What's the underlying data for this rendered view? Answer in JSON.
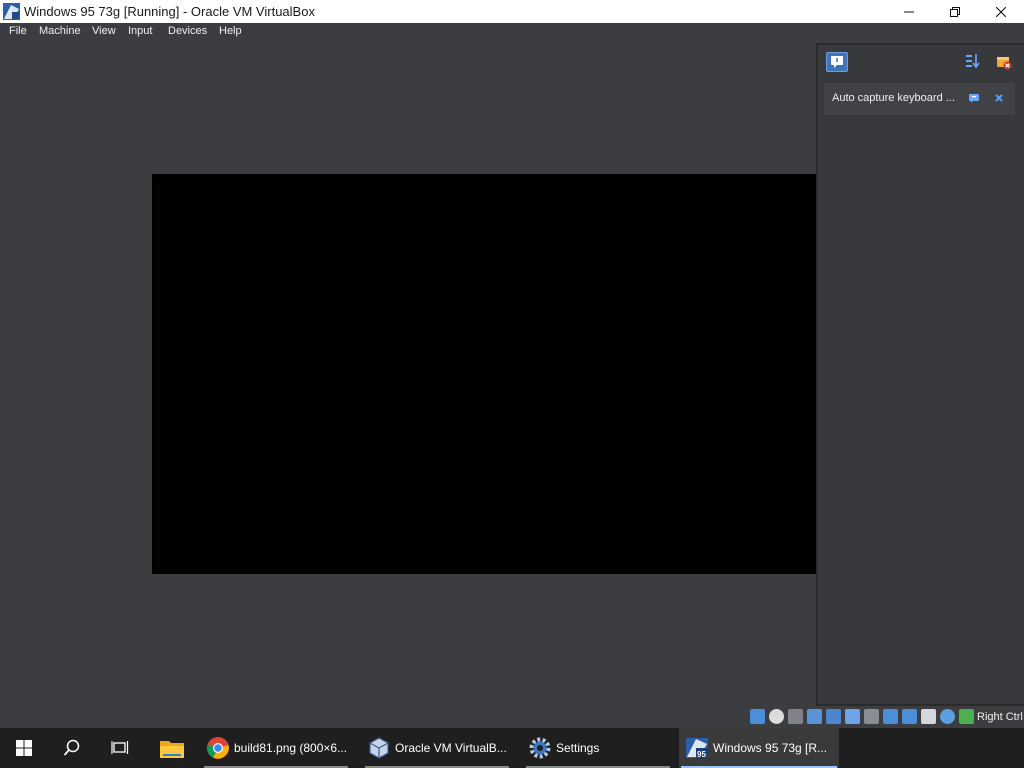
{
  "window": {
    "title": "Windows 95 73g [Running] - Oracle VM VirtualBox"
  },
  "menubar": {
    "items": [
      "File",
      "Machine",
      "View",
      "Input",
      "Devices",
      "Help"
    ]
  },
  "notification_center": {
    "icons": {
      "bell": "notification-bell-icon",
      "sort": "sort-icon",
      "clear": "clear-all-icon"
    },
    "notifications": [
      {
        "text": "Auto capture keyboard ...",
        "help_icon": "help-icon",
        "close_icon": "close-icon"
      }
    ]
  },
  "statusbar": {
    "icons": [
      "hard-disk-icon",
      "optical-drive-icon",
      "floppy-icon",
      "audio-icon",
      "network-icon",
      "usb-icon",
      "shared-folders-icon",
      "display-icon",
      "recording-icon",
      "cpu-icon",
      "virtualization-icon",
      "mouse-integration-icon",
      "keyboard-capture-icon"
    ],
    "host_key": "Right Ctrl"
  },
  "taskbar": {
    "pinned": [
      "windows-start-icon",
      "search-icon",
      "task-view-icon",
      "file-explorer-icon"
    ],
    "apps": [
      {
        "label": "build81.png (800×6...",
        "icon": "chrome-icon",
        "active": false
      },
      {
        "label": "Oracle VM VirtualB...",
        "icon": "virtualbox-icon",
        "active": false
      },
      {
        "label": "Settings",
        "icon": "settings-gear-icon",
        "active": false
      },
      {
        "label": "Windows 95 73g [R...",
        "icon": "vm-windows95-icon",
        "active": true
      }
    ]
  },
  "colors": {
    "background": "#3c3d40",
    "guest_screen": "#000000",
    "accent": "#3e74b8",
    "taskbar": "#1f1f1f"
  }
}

........

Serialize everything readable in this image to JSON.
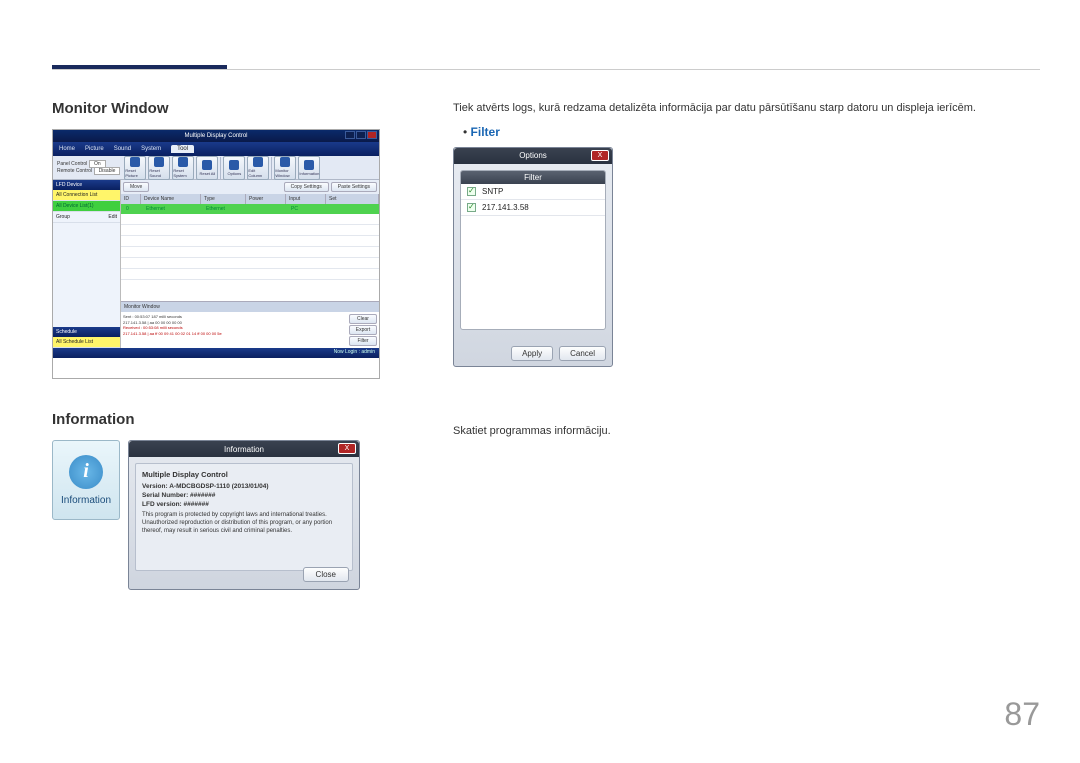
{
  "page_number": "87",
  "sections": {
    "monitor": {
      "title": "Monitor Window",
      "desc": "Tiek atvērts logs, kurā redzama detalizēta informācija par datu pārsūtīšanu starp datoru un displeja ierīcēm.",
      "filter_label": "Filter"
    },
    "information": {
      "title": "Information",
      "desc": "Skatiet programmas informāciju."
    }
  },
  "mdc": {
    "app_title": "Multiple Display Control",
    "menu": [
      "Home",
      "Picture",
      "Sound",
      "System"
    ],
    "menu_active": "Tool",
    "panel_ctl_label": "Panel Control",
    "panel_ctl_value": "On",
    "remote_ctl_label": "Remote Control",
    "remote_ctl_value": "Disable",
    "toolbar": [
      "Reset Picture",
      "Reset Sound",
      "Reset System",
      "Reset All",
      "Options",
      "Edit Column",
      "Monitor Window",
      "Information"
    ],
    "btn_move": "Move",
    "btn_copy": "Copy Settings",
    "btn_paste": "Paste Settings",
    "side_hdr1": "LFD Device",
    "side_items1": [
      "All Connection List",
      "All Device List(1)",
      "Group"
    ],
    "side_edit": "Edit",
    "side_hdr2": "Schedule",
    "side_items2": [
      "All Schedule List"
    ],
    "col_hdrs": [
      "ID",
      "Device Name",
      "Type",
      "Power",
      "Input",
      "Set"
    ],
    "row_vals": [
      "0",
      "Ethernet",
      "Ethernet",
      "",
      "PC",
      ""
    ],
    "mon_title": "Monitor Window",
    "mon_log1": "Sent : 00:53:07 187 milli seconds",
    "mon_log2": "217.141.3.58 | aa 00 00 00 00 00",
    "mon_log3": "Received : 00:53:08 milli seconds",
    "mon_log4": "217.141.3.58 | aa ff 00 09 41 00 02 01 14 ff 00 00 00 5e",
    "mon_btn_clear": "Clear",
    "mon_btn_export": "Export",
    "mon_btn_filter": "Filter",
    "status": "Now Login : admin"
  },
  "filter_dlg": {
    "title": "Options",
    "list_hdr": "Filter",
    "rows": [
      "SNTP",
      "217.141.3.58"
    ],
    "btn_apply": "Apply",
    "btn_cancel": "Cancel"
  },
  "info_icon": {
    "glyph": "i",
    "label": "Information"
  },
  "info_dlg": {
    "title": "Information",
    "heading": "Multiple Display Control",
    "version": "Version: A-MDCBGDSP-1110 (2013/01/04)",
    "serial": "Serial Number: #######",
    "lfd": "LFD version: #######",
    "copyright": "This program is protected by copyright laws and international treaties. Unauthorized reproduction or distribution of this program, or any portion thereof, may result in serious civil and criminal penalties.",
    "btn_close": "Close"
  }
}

........

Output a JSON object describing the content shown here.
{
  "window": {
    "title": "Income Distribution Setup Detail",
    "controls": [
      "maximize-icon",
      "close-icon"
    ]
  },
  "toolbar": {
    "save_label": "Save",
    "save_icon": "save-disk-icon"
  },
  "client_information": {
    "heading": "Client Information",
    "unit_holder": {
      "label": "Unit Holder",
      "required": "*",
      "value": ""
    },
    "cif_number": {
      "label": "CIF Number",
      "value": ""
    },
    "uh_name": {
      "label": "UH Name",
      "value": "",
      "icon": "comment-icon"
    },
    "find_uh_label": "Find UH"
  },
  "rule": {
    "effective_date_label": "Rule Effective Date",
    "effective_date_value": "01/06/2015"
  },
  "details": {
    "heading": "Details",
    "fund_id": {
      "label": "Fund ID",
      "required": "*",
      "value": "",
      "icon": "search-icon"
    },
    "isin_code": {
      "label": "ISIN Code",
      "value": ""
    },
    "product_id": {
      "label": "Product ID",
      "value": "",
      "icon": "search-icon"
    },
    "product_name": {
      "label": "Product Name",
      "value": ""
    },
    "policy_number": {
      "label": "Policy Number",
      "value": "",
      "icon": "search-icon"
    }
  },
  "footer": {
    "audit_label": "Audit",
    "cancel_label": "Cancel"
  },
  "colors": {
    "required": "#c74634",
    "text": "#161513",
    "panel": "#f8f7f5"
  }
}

........

Gather up every line from the listing above in which the word "JSON" occurs.

What's the underlying data for this rendered view? Answer in JSON.
Serialize everything readable in this image to JSON.
Output a JSON object describing the content shown here.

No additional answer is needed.